* _EXERCISE_
Without including any images, repeat the data exactly.

* _RECORDS PROVIDED_
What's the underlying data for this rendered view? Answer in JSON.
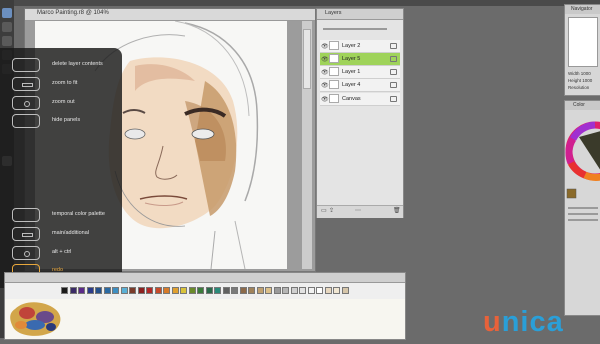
{
  "canvas_window": {
    "title": "Marco Painting.r8 @ 104%"
  },
  "overlay": {
    "items": [
      {
        "label": "delete layer contents",
        "accent": false
      },
      {
        "label": "zoom to fit",
        "accent": false
      },
      {
        "label": "zoom out",
        "accent": false
      },
      {
        "label": "hide panels",
        "accent": false
      },
      {
        "label": "temporal color palette",
        "accent": false
      },
      {
        "label": "main/additional",
        "accent": false
      },
      {
        "label": "alt + ctrl",
        "accent": false
      },
      {
        "label": "redo",
        "accent": true
      }
    ]
  },
  "layers_panel": {
    "title": "Layers",
    "layers": [
      {
        "name": "Layer 2",
        "selected": false
      },
      {
        "name": "Layer 5",
        "selected": true
      },
      {
        "name": "Layer 1",
        "selected": false
      },
      {
        "name": "Layer 4",
        "selected": false
      },
      {
        "name": "Canvas",
        "selected": false
      }
    ]
  },
  "navigator_panel": {
    "title": "Navigator",
    "width_label": "Width",
    "width_value": "1000",
    "height_label": "Height",
    "height_value": "1000",
    "resolution_label": "Resolution"
  },
  "color_panel": {
    "title": "Color"
  },
  "palette": {
    "swatches": [
      "#1a1a1a",
      "#3a2a66",
      "#5a2a8a",
      "#2a3a8a",
      "#23508c",
      "#2b6aa3",
      "#3d8ec2",
      "#5ab0d6",
      "#7a3a2a",
      "#8c2020",
      "#b32828",
      "#c84a2a",
      "#d67a2a",
      "#e0a030",
      "#d8c23a",
      "#6a8a2a",
      "#3a7a3a",
      "#2a6a4a",
      "#2a8a7a",
      "#606060",
      "#7a7a7a",
      "#8c6a4a",
      "#a0825a",
      "#c0a070",
      "#dcc08a",
      "#9a9a9a",
      "#b5b5b5",
      "#cfcfcf",
      "#e2e2e2",
      "#f2f2f2",
      "#ffffff",
      "#e8d8c0",
      "#f0e6d2",
      "#d6c6aa"
    ]
  },
  "logo": {
    "first": "u",
    "rest": "nica"
  },
  "colors": {
    "selected_layer": "#9fd35a",
    "accent": "#e8a73c"
  }
}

* _CORRECT RESPONSE_
What's the underlying data for this rendered view? Answer in JSON.
{
  "canvas_window": {
    "title": "Marco Painting.r8 @ 104%"
  },
  "overlay": {
    "items": [
      {
        "label": "delete layer contents",
        "accent": false
      },
      {
        "label": "zoom to fit",
        "accent": false
      },
      {
        "label": "zoom out",
        "accent": false
      },
      {
        "label": "hide panels",
        "accent": false
      },
      {
        "label": "temporal color palette",
        "accent": false
      },
      {
        "label": "main/additional",
        "accent": false
      },
      {
        "label": "alt + ctrl",
        "accent": false
      },
      {
        "label": "redo",
        "accent": true
      }
    ]
  },
  "layers_panel": {
    "title": "Layers",
    "layers": [
      {
        "name": "Layer 2",
        "selected": false
      },
      {
        "name": "Layer 5",
        "selected": true
      },
      {
        "name": "Layer 1",
        "selected": false
      },
      {
        "name": "Layer 4",
        "selected": false
      },
      {
        "name": "Canvas",
        "selected": false
      }
    ]
  },
  "navigator_panel": {
    "title": "Navigator",
    "width_label": "Width",
    "width_value": "1000",
    "height_label": "Height",
    "height_value": "1000",
    "resolution_label": "Resolution"
  },
  "color_panel": {
    "title": "Color"
  },
  "palette": {
    "swatches": [
      "#1a1a1a",
      "#3a2a66",
      "#5a2a8a",
      "#2a3a8a",
      "#23508c",
      "#2b6aa3",
      "#3d8ec2",
      "#5ab0d6",
      "#7a3a2a",
      "#8c2020",
      "#b32828",
      "#c84a2a",
      "#d67a2a",
      "#e0a030",
      "#d8c23a",
      "#6a8a2a",
      "#3a7a3a",
      "#2a6a4a",
      "#2a8a7a",
      "#606060",
      "#7a7a7a",
      "#8c6a4a",
      "#a0825a",
      "#c0a070",
      "#dcc08a",
      "#9a9a9a",
      "#b5b5b5",
      "#cfcfcf",
      "#e2e2e2",
      "#f2f2f2",
      "#ffffff",
      "#e8d8c0",
      "#f0e6d2",
      "#d6c6aa"
    ]
  },
  "logo": {
    "first": "u",
    "rest": "nica"
  },
  "colors": {
    "selected_layer": "#9fd35a",
    "accent": "#e8a73c"
  }
}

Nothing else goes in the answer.